• _What to work on_:
Each line containing the word "Мобилизационная" should be found and copied.

• _Dataset excerpts_:
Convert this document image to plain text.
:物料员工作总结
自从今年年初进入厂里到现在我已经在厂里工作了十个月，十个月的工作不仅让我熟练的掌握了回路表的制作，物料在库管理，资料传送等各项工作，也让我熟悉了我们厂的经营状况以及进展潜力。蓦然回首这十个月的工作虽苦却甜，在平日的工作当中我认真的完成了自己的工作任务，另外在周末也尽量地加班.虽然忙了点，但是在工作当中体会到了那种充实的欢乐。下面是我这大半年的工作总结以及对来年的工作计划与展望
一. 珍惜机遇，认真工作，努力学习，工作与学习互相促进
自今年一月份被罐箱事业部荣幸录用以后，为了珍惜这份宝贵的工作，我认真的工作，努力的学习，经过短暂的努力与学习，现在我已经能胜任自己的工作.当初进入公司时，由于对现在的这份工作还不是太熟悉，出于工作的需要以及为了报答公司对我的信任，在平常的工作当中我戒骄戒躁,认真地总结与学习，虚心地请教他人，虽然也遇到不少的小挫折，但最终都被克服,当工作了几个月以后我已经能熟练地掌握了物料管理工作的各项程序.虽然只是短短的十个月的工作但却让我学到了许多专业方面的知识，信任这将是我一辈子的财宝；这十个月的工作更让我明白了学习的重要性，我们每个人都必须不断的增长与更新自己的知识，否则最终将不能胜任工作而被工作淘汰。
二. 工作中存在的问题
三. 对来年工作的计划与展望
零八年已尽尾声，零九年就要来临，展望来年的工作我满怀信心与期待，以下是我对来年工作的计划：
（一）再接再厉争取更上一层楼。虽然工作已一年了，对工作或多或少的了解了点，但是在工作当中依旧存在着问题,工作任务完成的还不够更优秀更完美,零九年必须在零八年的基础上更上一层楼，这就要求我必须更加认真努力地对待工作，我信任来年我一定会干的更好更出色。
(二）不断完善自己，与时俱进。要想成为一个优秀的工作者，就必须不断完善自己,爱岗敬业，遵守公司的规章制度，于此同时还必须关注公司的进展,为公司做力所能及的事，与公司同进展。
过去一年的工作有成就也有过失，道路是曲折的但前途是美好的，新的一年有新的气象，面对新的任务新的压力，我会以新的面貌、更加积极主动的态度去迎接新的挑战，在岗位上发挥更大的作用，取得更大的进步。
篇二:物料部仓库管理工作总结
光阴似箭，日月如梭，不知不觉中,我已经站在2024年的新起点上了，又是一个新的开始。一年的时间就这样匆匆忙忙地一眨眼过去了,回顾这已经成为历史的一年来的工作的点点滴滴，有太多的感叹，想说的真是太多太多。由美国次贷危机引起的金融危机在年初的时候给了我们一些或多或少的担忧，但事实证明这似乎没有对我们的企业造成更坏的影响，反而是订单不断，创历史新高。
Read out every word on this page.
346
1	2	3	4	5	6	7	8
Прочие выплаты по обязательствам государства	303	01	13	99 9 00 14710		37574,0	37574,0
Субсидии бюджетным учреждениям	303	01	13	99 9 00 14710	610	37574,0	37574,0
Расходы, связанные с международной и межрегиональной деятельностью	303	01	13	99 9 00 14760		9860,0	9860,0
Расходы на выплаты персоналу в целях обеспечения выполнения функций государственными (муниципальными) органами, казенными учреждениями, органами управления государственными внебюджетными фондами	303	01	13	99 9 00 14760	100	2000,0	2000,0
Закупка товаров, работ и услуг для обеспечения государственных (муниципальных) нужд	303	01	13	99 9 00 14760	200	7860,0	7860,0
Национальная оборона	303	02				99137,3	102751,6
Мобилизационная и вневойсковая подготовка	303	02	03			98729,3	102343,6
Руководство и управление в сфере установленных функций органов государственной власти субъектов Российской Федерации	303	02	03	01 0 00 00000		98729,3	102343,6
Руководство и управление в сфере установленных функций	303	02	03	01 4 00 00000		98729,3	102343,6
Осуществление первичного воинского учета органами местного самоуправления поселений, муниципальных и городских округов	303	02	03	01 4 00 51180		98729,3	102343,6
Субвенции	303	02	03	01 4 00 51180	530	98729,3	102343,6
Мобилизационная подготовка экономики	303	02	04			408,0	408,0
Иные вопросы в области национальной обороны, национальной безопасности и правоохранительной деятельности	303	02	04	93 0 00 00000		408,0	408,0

• _Written solution_:
Мобилизационная и вневойсковая подготовка	303	02	03			98729,3	102343,6
Мобилизационная подготовка экономики	303	02	04			408,0	408,0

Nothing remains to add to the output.